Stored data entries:
───
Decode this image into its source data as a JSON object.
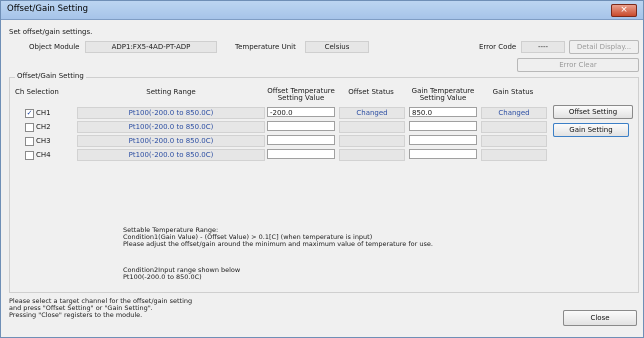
{
  "window": {
    "title": "Offset/Gain Setting",
    "close_glyph": "×"
  },
  "intro": "Set offset/gain settings.",
  "module": {
    "label": "Object Module",
    "value": "ADP1:FX5-4AD-PT-ADP"
  },
  "temp_unit": {
    "label": "Temperature Unit",
    "value": "Celsius"
  },
  "error": {
    "label": "Error Code",
    "value": "----",
    "detail_label": "Detail Display...",
    "clear_label": "Error Clear"
  },
  "group_label": "Offset/Gain Setting",
  "headers": {
    "ch": "Ch Selection",
    "range": "Setting Range",
    "offset_val": "Offset Temperature\nSetting Value",
    "offset_status": "Offset Status",
    "gain_val": "Gain Temperature\nSetting Value",
    "gain_status": "Gain Status"
  },
  "channels": [
    {
      "name": "CH1",
      "checked": true,
      "range": "Pt100(-200.0 to 850.0C)",
      "offset": "-200.0",
      "offset_status": "Changed",
      "gain": "850.0",
      "gain_status": "Changed"
    },
    {
      "name": "CH2",
      "checked": false,
      "range": "Pt100(-200.0 to 850.0C)",
      "offset": "",
      "offset_status": "",
      "gain": "",
      "gain_status": ""
    },
    {
      "name": "CH3",
      "checked": false,
      "range": "Pt100(-200.0 to 850.0C)",
      "offset": "",
      "offset_status": "",
      "gain": "",
      "gain_status": ""
    },
    {
      "name": "CH4",
      "checked": false,
      "range": "Pt100(-200.0 to 850.0C)",
      "offset": "",
      "offset_status": "",
      "gain": "",
      "gain_status": ""
    }
  ],
  "buttons": {
    "offset_setting": "Offset Setting",
    "gain_setting": "Gain Setting",
    "close": "Close"
  },
  "range_note": "Settable Temperature Range:\nCondition1(Gain Value) - (Offset Value) > 0.1[C] (when temperature is input)\nPlease adjust the offset/gain around the minimum and maximum value of temperature for use.",
  "cond2_note": "Condition2Input range shown below\nPt100(-200.0 to 850.0C)",
  "footer_note": "Please select a target channel for the offset/gain setting\nand press \"Offset Setting\" or \"Gain Setting\".\nPressing \"Close\" registers to the module.",
  "check_glyph": "✓"
}
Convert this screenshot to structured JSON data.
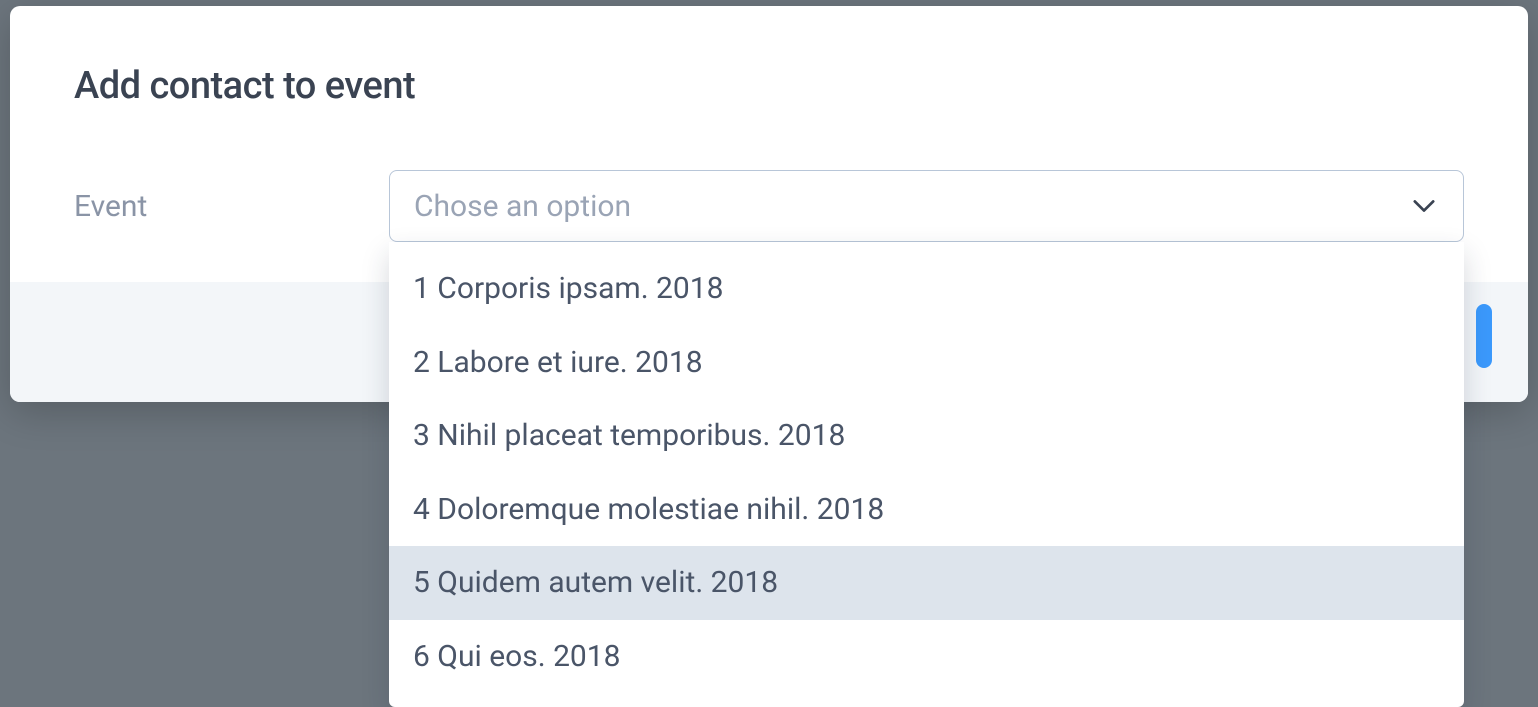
───
*Objective*:
Retype the records exactly. Any image in them should not appear in what you write.

*Expected answer*:
Decode this image into its source data as a JSON object.
{
  "window": {
    "title": "Offset/Gain Setting",
    "close_glyph": "×"
  },
  "intro": "Set offset/gain settings.",
  "module": {
    "label": "Object Module",
    "value": "ADP1:FX5-4AD-PT-ADP"
  },
  "temp_unit": {
    "label": "Temperature Unit",
    "value": "Celsius"
  },
  "error": {
    "label": "Error Code",
    "value": "----",
    "detail_label": "Detail Display...",
    "clear_label": "Error Clear"
  },
  "group_label": "Offset/Gain Setting",
  "headers": {
    "ch": "Ch Selection",
    "range": "Setting Range",
    "offset_val": "Offset Temperature\nSetting Value",
    "offset_status": "Offset Status",
    "gain_val": "Gain Temperature\nSetting Value",
    "gain_status": "Gain Status"
  },
  "channels": [
    {
      "name": "CH1",
      "checked": true,
      "range": "Pt100(-200.0 to 850.0C)",
      "offset": "-200.0",
      "offset_status": "Changed",
      "gain": "850.0",
      "gain_status": "Changed"
    },
    {
      "name": "CH2",
      "checked": false,
      "range": "Pt100(-200.0 to 850.0C)",
      "offset": "",
      "offset_status": "",
      "gain": "",
      "gain_status": ""
    },
    {
      "name": "CH3",
      "checked": false,
      "range": "Pt100(-200.0 to 850.0C)",
      "offset": "",
      "offset_status": "",
      "gain": "",
      "gain_status": ""
    },
    {
      "name": "CH4",
      "checked": false,
      "range": "Pt100(-200.0 to 850.0C)",
      "offset": "",
      "offset_status": "",
      "gain": "",
      "gain_status": ""
    }
  ],
  "buttons": {
    "offset_setting": "Offset Setting",
    "gain_setting": "Gain Setting",
    "close": "Close"
  },
  "range_note": "Settable Temperature Range:\nCondition1(Gain Value) - (Offset Value) > 0.1[C] (when temperature is input)\nPlease adjust the offset/gain around the minimum and maximum value of temperature for use.",
  "cond2_note": "Condition2Input range shown below\nPt100(-200.0 to 850.0C)",
  "footer_note": "Please select a target channel for the offset/gain setting\nand press \"Offset Setting\" or \"Gain Setting\".\nPressing \"Close\" registers to the module.",
  "check_glyph": "✓"
}
Convert this screenshot to structured JSON data.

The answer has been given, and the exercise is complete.